» Short task:
Every record must appear in your copy exactly as written, with no pictures.

» Supplied records:
* * * * * * *

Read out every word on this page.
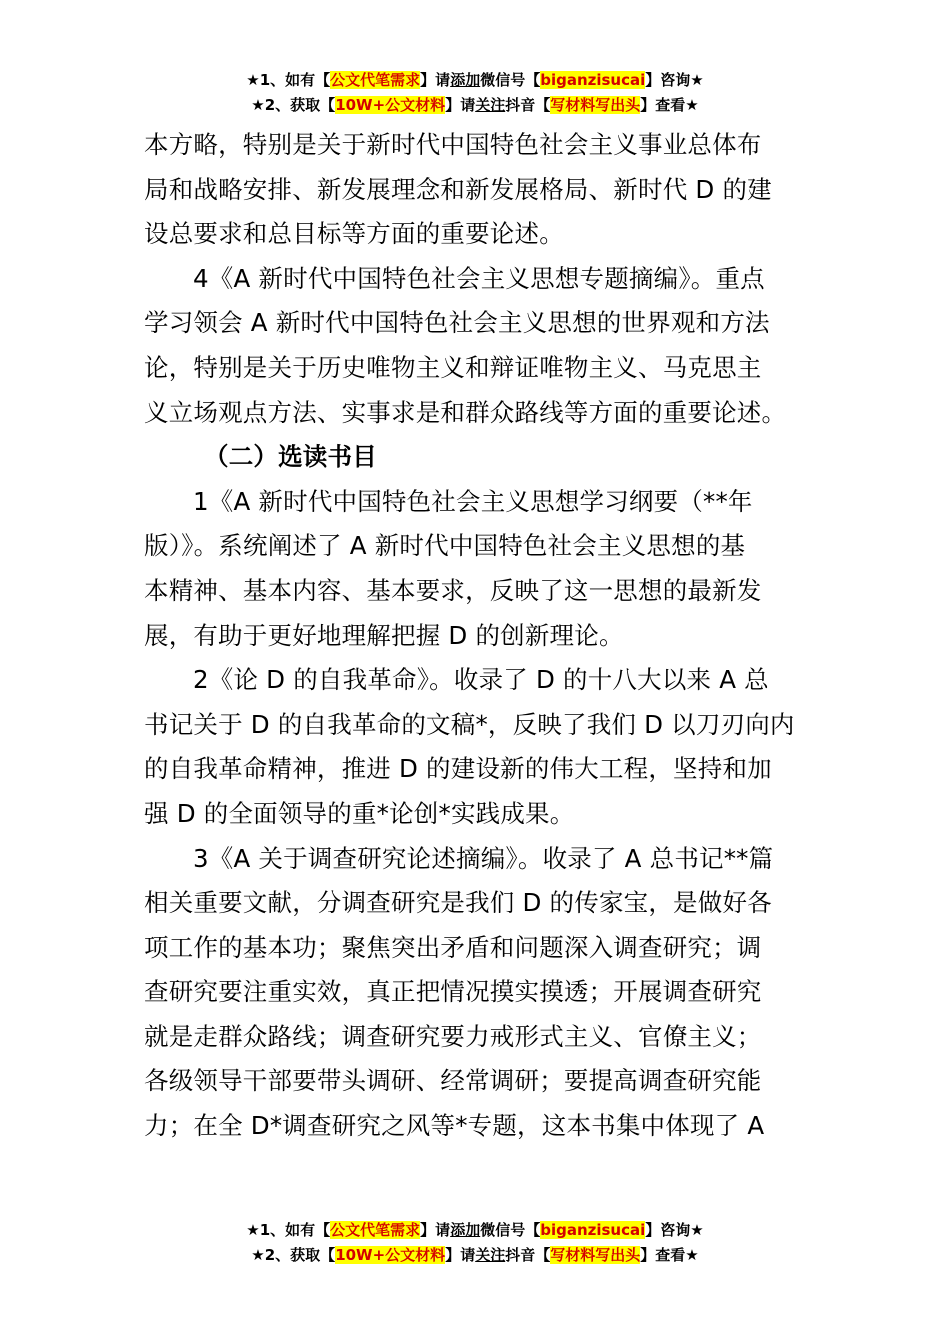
★1、如有【公文代笔需求】请添加微信号【biganzisucai】咨询★
★2、获取【10W+公文材料】请关注抖音【写材料写出头】查看★

本方略，特别是关于新时代中国特色社会主义事业总体布

局和战略安排、新发展理念和新发展格局、新时代 D 的建

设总要求和总目标等方面的重要论述。

4《A 新时代中国特色社会主义思想专题摘编》。重点

学习领会 A 新时代中国特色社会主义思想的世界观和方法

论，特别是关于历史唯物主义和辩证唯物主义、马克思主

义立场观点方法、实事求是和群众路线等方面的重要论述。

（二）选读书目

1《A 新时代中国特色社会主义思想学习纲要（**年

版）》。系统阐述了 A 新时代中国特色社会主义思想的基

本精神、基本内容、基本要求，反映了这一思想的最新发

展，有助于更好地理解把握 D 的创新理论。

2《论 D 的自我革命》。收录了 D 的十八大以来 A 总

书记关于 D 的自我革命的文稿*，反映了我们 D 以刀刃向内

的自我革命精神，推进 D 的建设新的伟大工程，坚持和加

强 D 的全面领导的重*论创*实践成果。

3《A 关于调查研究论述摘编》。收录了 A 总书记**篇

相关重要文献，分调查研究是我们 D 的传家宝，是做好各

项工作的基本功；聚焦突出矛盾和问题深入调查研究；调

查研究要注重实效，真正把情况摸实摸透；开展调查研究

就是走群众路线；调查研究要力戒形式主义、官僚主义；

各级领导干部要带头调研、经常调研；要提高调查研究能

力；在全 D*调查研究之风等*专题，这本书集中体现了 A

★1、如有【公文代笔需求】请添加微信号【biganzisucai】咨询★
★2、获取【10W+公文材料】请关注抖音【写材料写出头】查看★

* * * * * * *

» Answer to this problem:
Read out every word on this page.
★1、如有【公文代笔需求】请添加微信号【biganzisucai】咨询★
★2、获取【10W+公文材料】请关注抖音【写材料写出头】查看★

本方略，特别是关于新时代中国特色社会主义事业总体布

局和战略安排、新发展理念和新发展格局、新时代 D 的建

设总要求和总目标等方面的重要论述。

4《A 新时代中国特色社会主义思想专题摘编》。重点

学习领会 A 新时代中国特色社会主义思想的世界观和方法

论，特别是关于历史唯物主义和辩证唯物主义、马克思主

义立场观点方法、实事求是和群众路线等方面的重要论述。

（二）选读书目

1《A 新时代中国特色社会主义思想学习纲要（**年

版）》。系统阐述了 A 新时代中国特色社会主义思想的基

本精神、基本内容、基本要求，反映了这一思想的最新发

展，有助于更好地理解把握 D 的创新理论。

2《论 D 的自我革命》。收录了 D 的十八大以来 A 总

书记关于 D 的自我革命的文稿*，反映了我们 D 以刀刃向内

的自我革命精神，推进 D 的建设新的伟大工程，坚持和加

强 D 的全面领导的重*论创*实践成果。

3《A 关于调查研究论述摘编》。收录了 A 总书记**篇

相关重要文献，分调查研究是我们 D 的传家宝，是做好各

项工作的基本功；聚焦突出矛盾和问题深入调查研究；调

查研究要注重实效，真正把情况摸实摸透；开展调查研究

就是走群众路线；调查研究要力戒形式主义、官僚主义；

各级领导干部要带头调研、经常调研；要提高调查研究能

力；在全 D*调查研究之风等*专题，这本书集中体现了 A

★1、如有【公文代笔需求】请添加微信号【biganzisucai】咨询★
★2、获取【10W+公文材料】请关注抖音【写材料写出头】查看★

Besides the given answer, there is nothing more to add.